### [STATED TASK]
Return each line of the material verbatim.

Collected data entries
════════
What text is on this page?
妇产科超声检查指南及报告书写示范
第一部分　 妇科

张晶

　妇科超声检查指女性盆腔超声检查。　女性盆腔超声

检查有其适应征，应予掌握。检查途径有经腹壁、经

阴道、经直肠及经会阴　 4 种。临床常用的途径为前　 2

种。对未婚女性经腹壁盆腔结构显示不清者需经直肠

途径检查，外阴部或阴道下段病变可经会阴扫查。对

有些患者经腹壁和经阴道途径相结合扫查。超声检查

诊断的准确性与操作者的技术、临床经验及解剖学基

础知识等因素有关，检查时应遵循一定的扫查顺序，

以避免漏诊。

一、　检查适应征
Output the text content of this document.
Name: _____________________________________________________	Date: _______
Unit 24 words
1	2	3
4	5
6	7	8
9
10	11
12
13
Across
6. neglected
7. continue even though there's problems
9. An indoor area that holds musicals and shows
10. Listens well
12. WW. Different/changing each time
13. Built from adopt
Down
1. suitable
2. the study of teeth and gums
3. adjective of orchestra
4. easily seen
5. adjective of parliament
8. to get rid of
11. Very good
════════
### [REPLY TO THE EXERCISE]
What text is on this page?
妇产科超声检查指南及报告书写示范
第一部分　 妇科

张晶

　妇科超声检查指女性盆腔超声检查。　女性盆腔超声

检查有其适应征，应予掌握。检查途径有经腹壁、经

阴道、经直肠及经会阴　 4 种。临床常用的途径为前　 2

种。对未婚女性经腹壁盆腔结构显示不清者需经直肠

途径检查，外阴部或阴道下段病变可经会阴扫查。对

有些患者经腹壁和经阴道途径相结合扫查。超声检查

诊断的准确性与操作者的技术、临床经验及解剖学基

础知识等因素有关，检查时应遵循一定的扫查顺序，

以避免漏诊。

一、　检查适应征
Output the text content of this document.
Name: _____________________________________________________	Date: _______
Unit 24 words
1	2	3
4	5
6	7	8
9
10	11
12
13
Across
6. neglected
7. continue even though there's problems
9. An indoor area that holds musicals and shows
10. Listens well
12. WW. Different/changing each time
13. Built from adopt
Down
1. suitable
2. the study of teeth and gums
3. adjective of orchestra
4. easily seen
5. adjective of parliament
8. to get rid of
11. Very good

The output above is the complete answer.